The records below must be output exactly, without pictures.
↓
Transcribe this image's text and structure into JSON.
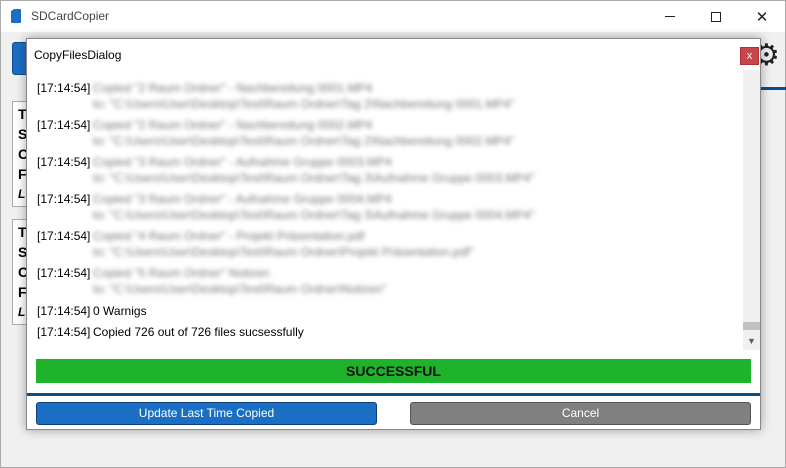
{
  "window": {
    "title": "SDCardCopier",
    "icon": "sd-card-icon"
  },
  "background": {
    "card1_lines": [
      "T",
      "S",
      "C",
      "F",
      "L"
    ],
    "card2_lines": [
      "T",
      "S",
      "C",
      "F",
      "L"
    ]
  },
  "dialog": {
    "title": "CopyFilesDialog",
    "close_label": "x",
    "log": [
      {
        "time": "[17:14:54]",
        "message": "Copied \"2 Raum Ordner\" - Nachbereitung 0001.MP4",
        "detail": "to: \"C:\\Users\\User\\Desktop\\Test\\Raum Ordner\\Tag 2\\Nachbereitung 0001.MP4\""
      },
      {
        "time": "[17:14:54]",
        "message": "Copied \"2 Raum Ordner\" - Nachbereitung 0002.MP4",
        "detail": "to: \"C:\\Users\\User\\Desktop\\Test\\Raum Ordner\\Tag 2\\Nachbereitung 0002.MP4\""
      },
      {
        "time": "[17:14:54]",
        "message": "Copied \"3 Raum Ordner\" - Aufnahme Gruppe 0003.MP4",
        "detail": "to: \"C:\\Users\\User\\Desktop\\Test\\Raum Ordner\\Tag 3\\Aufnahme Gruppe 0003.MP4\""
      },
      {
        "time": "[17:14:54]",
        "message": "Copied \"3 Raum Ordner\" - Aufnahme Gruppe 0004.MP4",
        "detail": "to: \"C:\\Users\\User\\Desktop\\Test\\Raum Ordner\\Tag 3\\Aufnahme Gruppe 0004.MP4\""
      },
      {
        "time": "[17:14:54]",
        "message": "Copied \"4 Raum Ordner\" - Projekt Präsentation.pdf",
        "detail": "to: \"C:\\Users\\User\\Desktop\\Test\\Raum Ordner\\Projekt Präsentation.pdf\""
      },
      {
        "time": "[17:14:54]",
        "message": "Copied \"5 Raum Ordner\" Notizen",
        "detail": "to: \"C:\\Users\\User\\Desktop\\Test\\Raum Ordner\\Notizen\""
      },
      {
        "time": "[17:14:54]",
        "message": "0 Warnigs",
        "detail": ""
      },
      {
        "time": "[17:14:54]",
        "message": "Copied 726 out of 726 files sucsessfully",
        "detail": ""
      }
    ],
    "status": "SUCCESSFUL",
    "status_color": "#1fb32c",
    "update_button": "Update Last Time Copied",
    "cancel_button": "Cancel"
  },
  "colors": {
    "accent": "#1a6fc4",
    "separator": "#0b4e8c",
    "close": "#c9444b",
    "cancel": "#808080"
  }
}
↑
Output below
Transcribe this image's text and structure into JSON.
{
  "window": {
    "title": "SDCardCopier",
    "icon": "sd-card-icon"
  },
  "background": {
    "card1_lines": [
      "T",
      "S",
      "C",
      "F",
      "L"
    ],
    "card2_lines": [
      "T",
      "S",
      "C",
      "F",
      "L"
    ]
  },
  "dialog": {
    "title": "CopyFilesDialog",
    "close_label": "x",
    "log": [
      {
        "time": "[17:14:54]",
        "message": "Copied \"2 Raum Ordner\" - Nachbereitung 0001.MP4",
        "detail": "to: \"C:\\Users\\User\\Desktop\\Test\\Raum Ordner\\Tag 2\\Nachbereitung 0001.MP4\""
      },
      {
        "time": "[17:14:54]",
        "message": "Copied \"2 Raum Ordner\" - Nachbereitung 0002.MP4",
        "detail": "to: \"C:\\Users\\User\\Desktop\\Test\\Raum Ordner\\Tag 2\\Nachbereitung 0002.MP4\""
      },
      {
        "time": "[17:14:54]",
        "message": "Copied \"3 Raum Ordner\" - Aufnahme Gruppe 0003.MP4",
        "detail": "to: \"C:\\Users\\User\\Desktop\\Test\\Raum Ordner\\Tag 3\\Aufnahme Gruppe 0003.MP4\""
      },
      {
        "time": "[17:14:54]",
        "message": "Copied \"3 Raum Ordner\" - Aufnahme Gruppe 0004.MP4",
        "detail": "to: \"C:\\Users\\User\\Desktop\\Test\\Raum Ordner\\Tag 3\\Aufnahme Gruppe 0004.MP4\""
      },
      {
        "time": "[17:14:54]",
        "message": "Copied \"4 Raum Ordner\" - Projekt Präsentation.pdf",
        "detail": "to: \"C:\\Users\\User\\Desktop\\Test\\Raum Ordner\\Projekt Präsentation.pdf\""
      },
      {
        "time": "[17:14:54]",
        "message": "Copied \"5 Raum Ordner\" Notizen",
        "detail": "to: \"C:\\Users\\User\\Desktop\\Test\\Raum Ordner\\Notizen\""
      },
      {
        "time": "[17:14:54]",
        "message": "0 Warnigs",
        "detail": ""
      },
      {
        "time": "[17:14:54]",
        "message": "Copied 726 out of 726 files sucsessfully",
        "detail": ""
      }
    ],
    "status": "SUCCESSFUL",
    "status_color": "#1fb32c",
    "update_button": "Update Last Time Copied",
    "cancel_button": "Cancel"
  },
  "colors": {
    "accent": "#1a6fc4",
    "separator": "#0b4e8c",
    "close": "#c9444b",
    "cancel": "#808080"
  }
}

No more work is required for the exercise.